▸ INPUT MATERIAL:
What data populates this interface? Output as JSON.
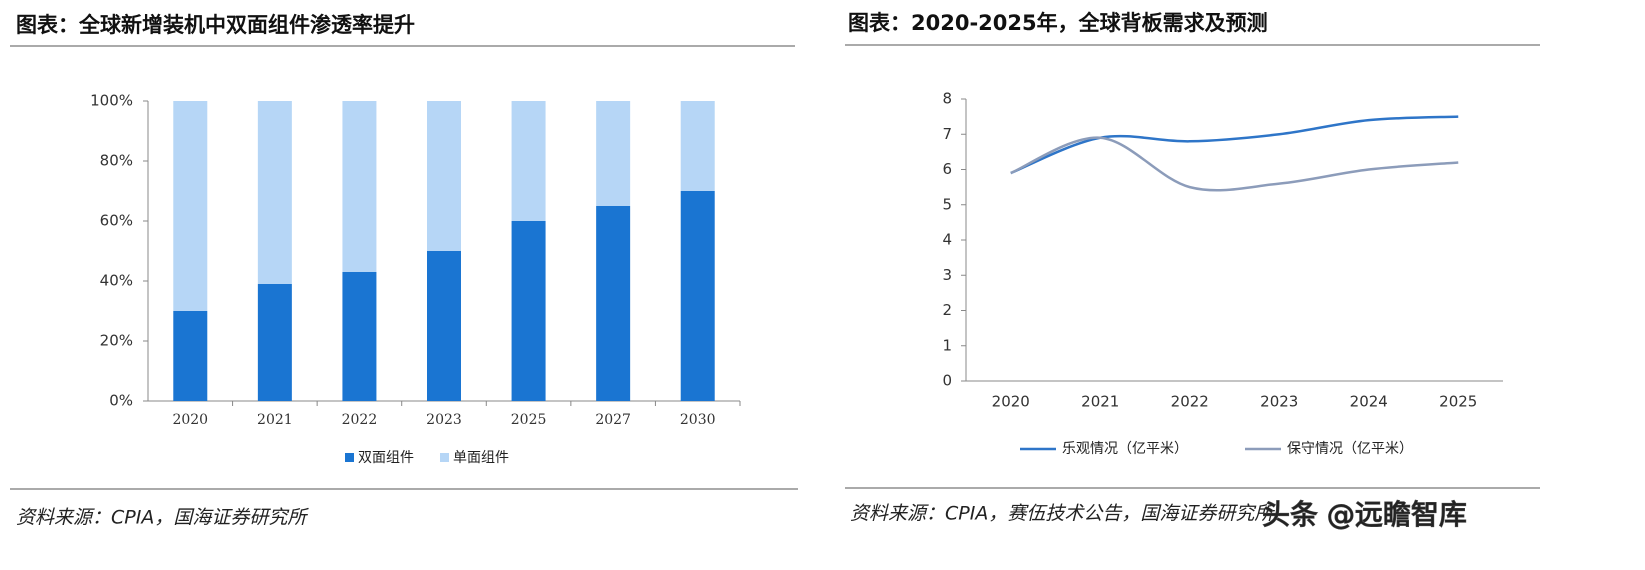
{
  "chart_data": [
    {
      "type": "bar",
      "stacked": true,
      "title": "图表：全球新增装机中双面组件渗透率提升",
      "source": "资料来源：CPIA，国海证券研究所",
      "categories": [
        "2020",
        "2021",
        "2022",
        "2023",
        "2025",
        "2027",
        "2030"
      ],
      "series": [
        {
          "name": "双面组件",
          "color": "#1a75d2",
          "values": [
            30,
            39,
            43,
            50,
            60,
            65,
            70
          ]
        },
        {
          "name": "单面组件",
          "color": "#b6d6f6",
          "values": [
            70,
            61,
            57,
            50,
            40,
            35,
            30
          ]
        }
      ],
      "ylim": [
        0,
        100
      ],
      "yticks": [
        {
          "value": 0,
          "label": "0%"
        },
        {
          "value": 20,
          "label": "20%"
        },
        {
          "value": 40,
          "label": "40%"
        },
        {
          "value": 60,
          "label": "60%"
        },
        {
          "value": 80,
          "label": "80%"
        },
        {
          "value": 100,
          "label": "100%"
        }
      ],
      "grid": false,
      "legend": "bottom"
    },
    {
      "type": "line",
      "smooth": true,
      "title": "图表：2020-2025年，全球背板需求及预测",
      "source": "资料来源：CPIA，赛伍技术公告，国海证券研究所",
      "categories": [
        "2020",
        "2021",
        "2022",
        "2023",
        "2024",
        "2025"
      ],
      "series": [
        {
          "name": "乐观情况（亿平米）",
          "color": "#2e75c8",
          "values": [
            5.9,
            6.9,
            6.8,
            7.0,
            7.4,
            7.5
          ]
        },
        {
          "name": "保守情况（亿平米）",
          "color": "#8c9cba",
          "values": [
            5.9,
            6.9,
            5.5,
            5.6,
            6.0,
            6.2
          ]
        }
      ],
      "ylim": [
        0,
        8
      ],
      "yticks": [
        0,
        1,
        2,
        3,
        4,
        5,
        6,
        7,
        8
      ],
      "grid": false,
      "legend": "bottom"
    }
  ],
  "watermark": "头条 @远瞻智库"
}
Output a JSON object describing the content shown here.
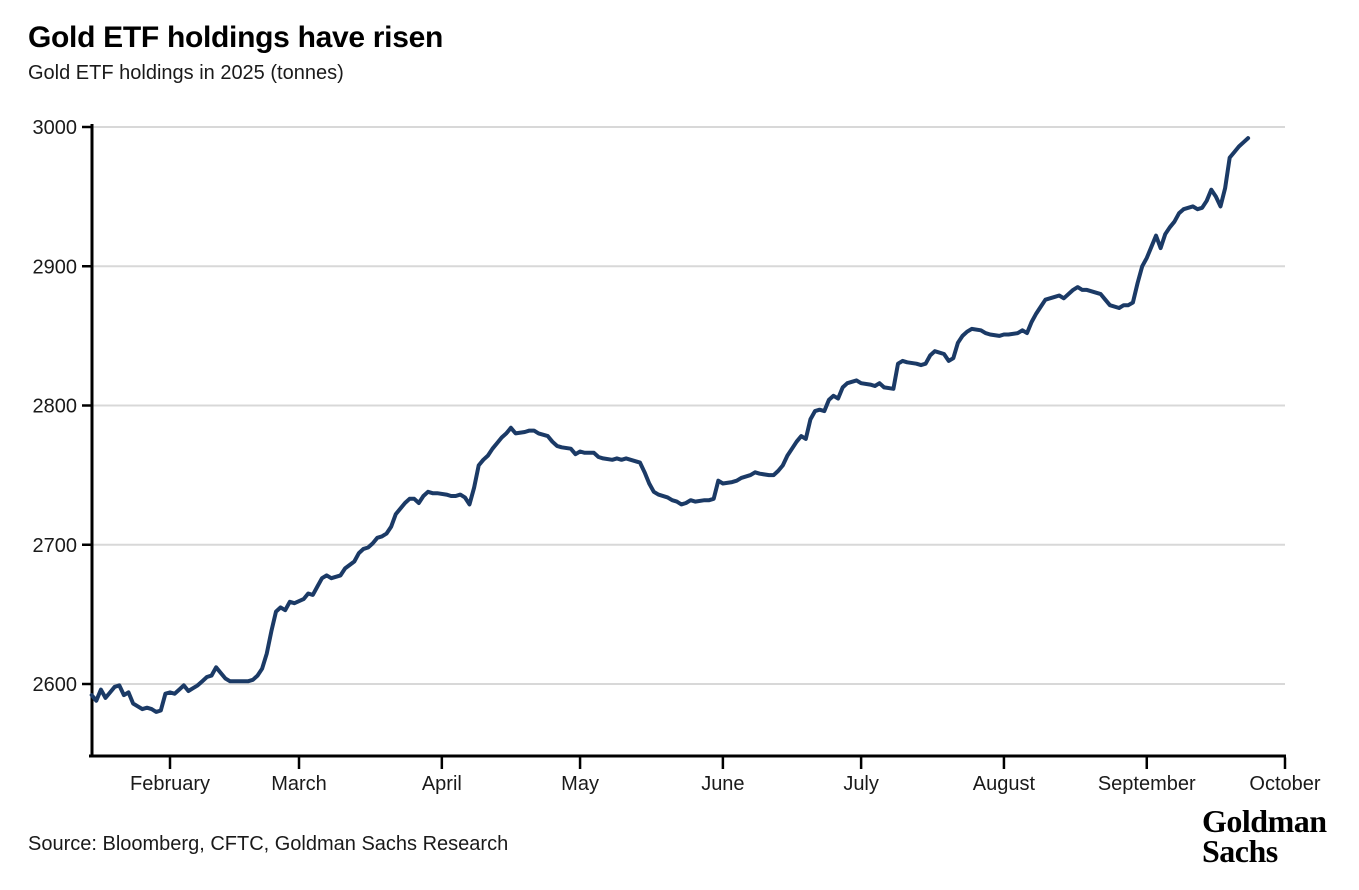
{
  "header": {
    "title": "Gold ETF holdings have risen",
    "subtitle": "Gold ETF holdings in 2025 (tonnes)"
  },
  "footer": {
    "source": "Source: Bloomberg, CFTC, Goldman Sachs Research",
    "logo_line1": "Goldman",
    "logo_line2": "Sachs"
  },
  "chart_data": {
    "type": "line",
    "title": "Gold ETF holdings have risen",
    "subtitle": "Gold ETF holdings in 2025 (tonnes)",
    "xlabel": "",
    "ylabel": "tonnes",
    "y_ticks": [
      2600,
      2700,
      2800,
      2900,
      3000
    ],
    "y_range": [
      2548,
      3000
    ],
    "x_range": [
      "Jan 15",
      "Oct 1"
    ],
    "x_ticks": [
      {
        "label": "February",
        "date": "Feb 1"
      },
      {
        "label": "March",
        "date": "Mar 1"
      },
      {
        "label": "April",
        "date": "Apr 1"
      },
      {
        "label": "May",
        "date": "May 1"
      },
      {
        "label": "June",
        "date": "Jun 1"
      },
      {
        "label": "July",
        "date": "Jul 1"
      },
      {
        "label": "August",
        "date": "Aug 1"
      },
      {
        "label": "September",
        "date": "Sep 1"
      },
      {
        "label": "October",
        "date": "Oct 1"
      }
    ],
    "grid": "horizontal",
    "grid_color": "#d8d8d8",
    "axis_color": "#000000",
    "label_color": "#1a1a1a",
    "legend": "none",
    "series": [
      {
        "name": "Gold ETF holdings (tonnes)",
        "color": "#1b3a66",
        "points": [
          [
            "Jan 15",
            2592
          ],
          [
            "Jan 16",
            2588
          ],
          [
            "Jan 17",
            2596
          ],
          [
            "Jan 18",
            2590
          ],
          [
            "Jan 19",
            2594
          ],
          [
            "Jan 20",
            2598
          ],
          [
            "Jan 21",
            2599
          ],
          [
            "Jan 22",
            2592
          ],
          [
            "Jan 23",
            2594
          ],
          [
            "Jan 24",
            2586
          ],
          [
            "Jan 25",
            2584
          ],
          [
            "Jan 26",
            2582
          ],
          [
            "Jan 27",
            2583
          ],
          [
            "Jan 28",
            2582
          ],
          [
            "Jan 29",
            2580
          ],
          [
            "Jan 30",
            2581
          ],
          [
            "Jan 31",
            2593
          ],
          [
            "Feb 1",
            2594
          ],
          [
            "Feb 2",
            2593
          ],
          [
            "Feb 3",
            2596
          ],
          [
            "Feb 4",
            2599
          ],
          [
            "Feb 5",
            2595
          ],
          [
            "Feb 6",
            2597
          ],
          [
            "Feb 7",
            2599
          ],
          [
            "Feb 8",
            2602
          ],
          [
            "Feb 9",
            2605
          ],
          [
            "Feb 10",
            2606
          ],
          [
            "Feb 11",
            2612
          ],
          [
            "Feb 12",
            2608
          ],
          [
            "Feb 13",
            2604
          ],
          [
            "Feb 14",
            2602
          ],
          [
            "Feb 15",
            2602
          ],
          [
            "Feb 17",
            2602
          ],
          [
            "Feb 18",
            2602
          ],
          [
            "Feb 19",
            2603
          ],
          [
            "Feb 20",
            2606
          ],
          [
            "Feb 21",
            2611
          ],
          [
            "Feb 22",
            2622
          ],
          [
            "Feb 23",
            2638
          ],
          [
            "Feb 24",
            2652
          ],
          [
            "Feb 25",
            2655
          ],
          [
            "Feb 26",
            2653
          ],
          [
            "Feb 27",
            2659
          ],
          [
            "Feb 28",
            2658
          ],
          [
            "Mar 2",
            2661
          ],
          [
            "Mar 3",
            2665
          ],
          [
            "Mar 4",
            2664
          ],
          [
            "Mar 5",
            2670
          ],
          [
            "Mar 6",
            2676
          ],
          [
            "Mar 7",
            2678
          ],
          [
            "Mar 8",
            2676
          ],
          [
            "Mar 9",
            2677
          ],
          [
            "Mar 10",
            2678
          ],
          [
            "Mar 11",
            2683
          ],
          [
            "Mar 13",
            2688
          ],
          [
            "Mar 14",
            2694
          ],
          [
            "Mar 15",
            2697
          ],
          [
            "Mar 16",
            2698
          ],
          [
            "Mar 17",
            2701
          ],
          [
            "Mar 18",
            2705
          ],
          [
            "Mar 19",
            2706
          ],
          [
            "Mar 20",
            2708
          ],
          [
            "Mar 21",
            2713
          ],
          [
            "Mar 22",
            2722
          ],
          [
            "Mar 24",
            2730
          ],
          [
            "Mar 25",
            2733
          ],
          [
            "Mar 26",
            2733
          ],
          [
            "Mar 27",
            2730
          ],
          [
            "Mar 28",
            2735
          ],
          [
            "Mar 29",
            2738
          ],
          [
            "Mar 30",
            2737
          ],
          [
            "Mar 31",
            2737
          ],
          [
            "Apr 2",
            2736
          ],
          [
            "Apr 3",
            2735
          ],
          [
            "Apr 4",
            2735
          ],
          [
            "Apr 5",
            2736
          ],
          [
            "Apr 6",
            2734
          ],
          [
            "Apr 7",
            2729
          ],
          [
            "Apr 8",
            2741
          ],
          [
            "Apr 9",
            2757
          ],
          [
            "Apr 10",
            2761
          ],
          [
            "Apr 11",
            2764
          ],
          [
            "Apr 12",
            2769
          ],
          [
            "Apr 13",
            2773
          ],
          [
            "Apr 14",
            2777
          ],
          [
            "Apr 15",
            2780
          ],
          [
            "Apr 16",
            2784
          ],
          [
            "Apr 17",
            2780
          ],
          [
            "Apr 19",
            2781
          ],
          [
            "Apr 20",
            2782
          ],
          [
            "Apr 21",
            2782
          ],
          [
            "Apr 22",
            2780
          ],
          [
            "Apr 24",
            2778
          ],
          [
            "Apr 25",
            2774
          ],
          [
            "Apr 26",
            2771
          ],
          [
            "Apr 27",
            2770
          ],
          [
            "Apr 29",
            2769
          ],
          [
            "Apr 30",
            2765
          ],
          [
            "May 1",
            2767
          ],
          [
            "May 2",
            2766
          ],
          [
            "May 4",
            2766
          ],
          [
            "May 5",
            2763
          ],
          [
            "May 6",
            2762
          ],
          [
            "May 8",
            2761
          ],
          [
            "May 9",
            2762
          ],
          [
            "May 10",
            2761
          ],
          [
            "May 11",
            2762
          ],
          [
            "May 13",
            2760
          ],
          [
            "May 14",
            2759
          ],
          [
            "May 15",
            2752
          ],
          [
            "May 16",
            2744
          ],
          [
            "May 17",
            2738
          ],
          [
            "May 18",
            2736
          ],
          [
            "May 20",
            2734
          ],
          [
            "May 21",
            2732
          ],
          [
            "May 22",
            2731
          ],
          [
            "May 23",
            2729
          ],
          [
            "May 24",
            2730
          ],
          [
            "May 25",
            2732
          ],
          [
            "May 26",
            2731
          ],
          [
            "May 28",
            2732
          ],
          [
            "May 29",
            2732
          ],
          [
            "May 30",
            2733
          ],
          [
            "May 31",
            2746
          ],
          [
            "Jun 1",
            2744
          ],
          [
            "Jun 3",
            2745
          ],
          [
            "Jun 4",
            2746
          ],
          [
            "Jun 5",
            2748
          ],
          [
            "Jun 7",
            2750
          ],
          [
            "Jun 8",
            2752
          ],
          [
            "Jun 9",
            2751
          ],
          [
            "Jun 11",
            2750
          ],
          [
            "Jun 12",
            2750
          ],
          [
            "Jun 13",
            2753
          ],
          [
            "Jun 14",
            2757
          ],
          [
            "Jun 15",
            2764
          ],
          [
            "Jun 16",
            2769
          ],
          [
            "Jun 17",
            2774
          ],
          [
            "Jun 18",
            2778
          ],
          [
            "Jun 19",
            2776
          ],
          [
            "Jun 20",
            2790
          ],
          [
            "Jun 21",
            2796
          ],
          [
            "Jun 22",
            2797
          ],
          [
            "Jun 23",
            2796
          ],
          [
            "Jun 24",
            2804
          ],
          [
            "Jun 25",
            2807
          ],
          [
            "Jun 26",
            2805
          ],
          [
            "Jun 27",
            2813
          ],
          [
            "Jun 28",
            2816
          ],
          [
            "Jun 29",
            2817
          ],
          [
            "Jun 30",
            2818
          ],
          [
            "Jul 1",
            2816
          ],
          [
            "Jul 3",
            2815
          ],
          [
            "Jul 4",
            2814
          ],
          [
            "Jul 5",
            2816
          ],
          [
            "Jul 6",
            2813
          ],
          [
            "Jul 8",
            2812
          ],
          [
            "Jul 9",
            2830
          ],
          [
            "Jul 10",
            2832
          ],
          [
            "Jul 11",
            2831
          ],
          [
            "Jul 13",
            2830
          ],
          [
            "Jul 14",
            2829
          ],
          [
            "Jul 15",
            2830
          ],
          [
            "Jul 16",
            2836
          ],
          [
            "Jul 17",
            2839
          ],
          [
            "Jul 19",
            2837
          ],
          [
            "Jul 20",
            2832
          ],
          [
            "Jul 21",
            2834
          ],
          [
            "Jul 22",
            2845
          ],
          [
            "Jul 23",
            2850
          ],
          [
            "Jul 24",
            2853
          ],
          [
            "Jul 25",
            2855
          ],
          [
            "Jul 27",
            2854
          ],
          [
            "Jul 28",
            2852
          ],
          [
            "Jul 29",
            2851
          ],
          [
            "Jul 31",
            2850
          ],
          [
            "Aug 1",
            2851
          ],
          [
            "Aug 2",
            2851
          ],
          [
            "Aug 4",
            2852
          ],
          [
            "Aug 5",
            2854
          ],
          [
            "Aug 6",
            2852
          ],
          [
            "Aug 7",
            2860
          ],
          [
            "Aug 8",
            2866
          ],
          [
            "Aug 9",
            2871
          ],
          [
            "Aug 10",
            2876
          ],
          [
            "Aug 12",
            2878
          ],
          [
            "Aug 13",
            2879
          ],
          [
            "Aug 14",
            2877
          ],
          [
            "Aug 16",
            2883
          ],
          [
            "Aug 17",
            2885
          ],
          [
            "Aug 18",
            2883
          ],
          [
            "Aug 19",
            2883
          ],
          [
            "Aug 21",
            2881
          ],
          [
            "Aug 22",
            2880
          ],
          [
            "Aug 23",
            2876
          ],
          [
            "Aug 24",
            2872
          ],
          [
            "Aug 26",
            2870
          ],
          [
            "Aug 27",
            2872
          ],
          [
            "Aug 28",
            2872
          ],
          [
            "Aug 29",
            2874
          ],
          [
            "Aug 30",
            2888
          ],
          [
            "Aug 31",
            2900
          ],
          [
            "Sep 1",
            2906
          ],
          [
            "Sep 2",
            2914
          ],
          [
            "Sep 3",
            2922
          ],
          [
            "Sep 4",
            2913
          ],
          [
            "Sep 5",
            2923
          ],
          [
            "Sep 6",
            2928
          ],
          [
            "Sep 7",
            2932
          ],
          [
            "Sep 8",
            2938
          ],
          [
            "Sep 9",
            2941
          ],
          [
            "Sep 10",
            2942
          ],
          [
            "Sep 11",
            2943
          ],
          [
            "Sep 12",
            2941
          ],
          [
            "Sep 13",
            2942
          ],
          [
            "Sep 14",
            2947
          ],
          [
            "Sep 15",
            2955
          ],
          [
            "Sep 16",
            2950
          ],
          [
            "Sep 17",
            2943
          ],
          [
            "Sep 18",
            2956
          ],
          [
            "Sep 19",
            2978
          ],
          [
            "Sep 20",
            2982
          ],
          [
            "Sep 21",
            2986
          ],
          [
            "Sep 22",
            2989
          ],
          [
            "Sep 23",
            2992
          ]
        ]
      }
    ]
  }
}
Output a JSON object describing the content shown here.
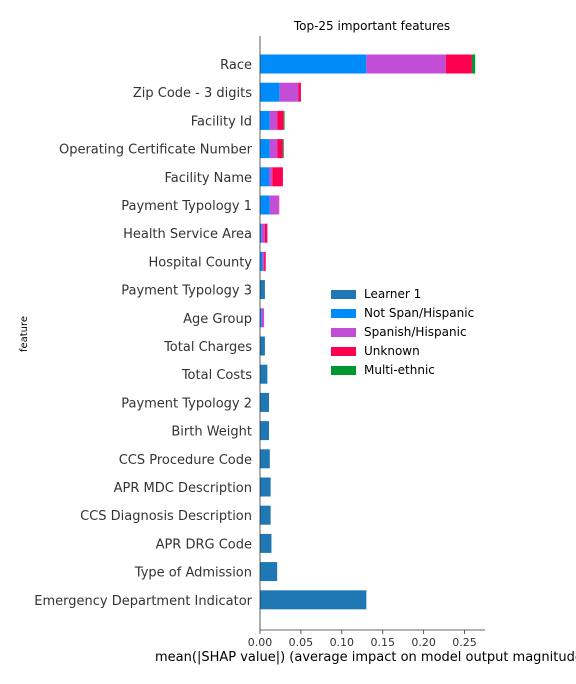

▸ GIVEN REQUEST:
How many lines in the listing above contain the string "CPIA"? Answer with the number only.

▸ FINISHED EXERCISE:
2